-- start of Data entries --
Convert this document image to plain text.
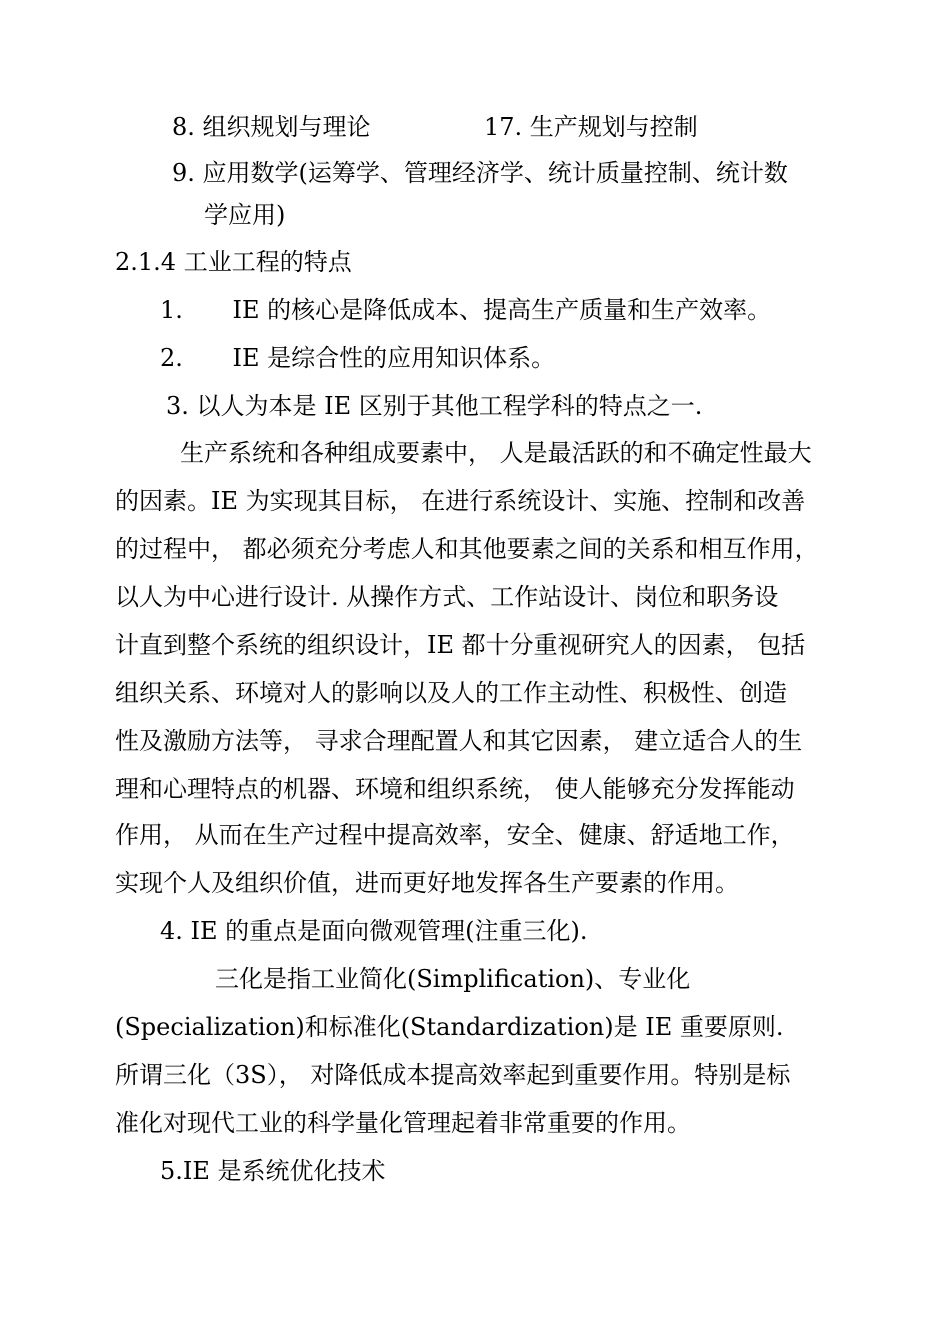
8. 组织规划与理论	17. 生产规划与控制
9. 应用数学(运筹学、管理经济学、统计质量控制、统计数
学应用)
2.1.4 工业工程的特点
1. IE 的核心是降低成本、提高生产质量和生产效率。
2. IE 是综合性的应用知识体系。
3. 以人为本是 IE 区别于其他工程学科的特点之一.
生产系统和各种组成要素中， 人是最活跃的和不确定性最大
的因素。IE 为实现其目标， 在进行系统设计、实施、控制和改善
的过程中， 都必须充分考虑人和其他要素之间的关系和相互作用，
以人为中心进行设计. 从操作方式、工作站设计、岗位和职务设
计直到整个系统的组织设计，IE 都十分重视研究人的因素， 包括
组织关系、环境对人的影响以及人的工作主动性、积极性、创造
性及激励方法等， 寻求合理配置人和其它因素， 建立适合人的生
理和心理特点的机器、环境和组织系统， 使人能够充分发挥能动
作用， 从而在生产过程中提高效率，安全、健康、舒适地工作，
实现个人及组织价值，进而更好地发挥各生产要素的作用。
4. IE 的重点是面向微观管理(注重三化).
三化是指工业简化(Simplification)、专业化
(Specialization)和标准化(Standardization)是 IE 重要原则.
所谓三化（3S）， 对降低成本提高效率起到重要作用。特别是标
准化对现代工业的科学量化管理起着非常重要的作用。
5.IE 是系统优化技术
-- end of Data entries --
§ What this task involves:
Repeat the data in full and exactly. Omit pictures.

§ Exercise solution:
Convert this document image to plain text.
8. 组织规划与理论	17. 生产规划与控制
9. 应用数学(运筹学、管理经济学、统计质量控制、统计数
学应用)
2.1.4 工业工程的特点
1. IE 的核心是降低成本、提高生产质量和生产效率。
2. IE 是综合性的应用知识体系。
3. 以人为本是 IE 区别于其他工程学科的特点之一.
生产系统和各种组成要素中， 人是最活跃的和不确定性最大
的因素。IE 为实现其目标， 在进行系统设计、实施、控制和改善
的过程中， 都必须充分考虑人和其他要素之间的关系和相互作用，
以人为中心进行设计. 从操作方式、工作站设计、岗位和职务设
计直到整个系统的组织设计，IE 都十分重视研究人的因素， 包括
组织关系、环境对人的影响以及人的工作主动性、积极性、创造
性及激励方法等， 寻求合理配置人和其它因素， 建立适合人的生
理和心理特点的机器、环境和组织系统， 使人能够充分发挥能动
作用， 从而在生产过程中提高效率，安全、健康、舒适地工作，
实现个人及组织价值，进而更好地发挥各生产要素的作用。
4. IE 的重点是面向微观管理(注重三化).
三化是指工业简化(Simplification)、专业化
(Specialization)和标准化(Standardization)是 IE 重要原则.
所谓三化（3S）， 对降低成本提高效率起到重要作用。特别是标
准化对现代工业的科学量化管理起着非常重要的作用。
5.IE 是系统优化技术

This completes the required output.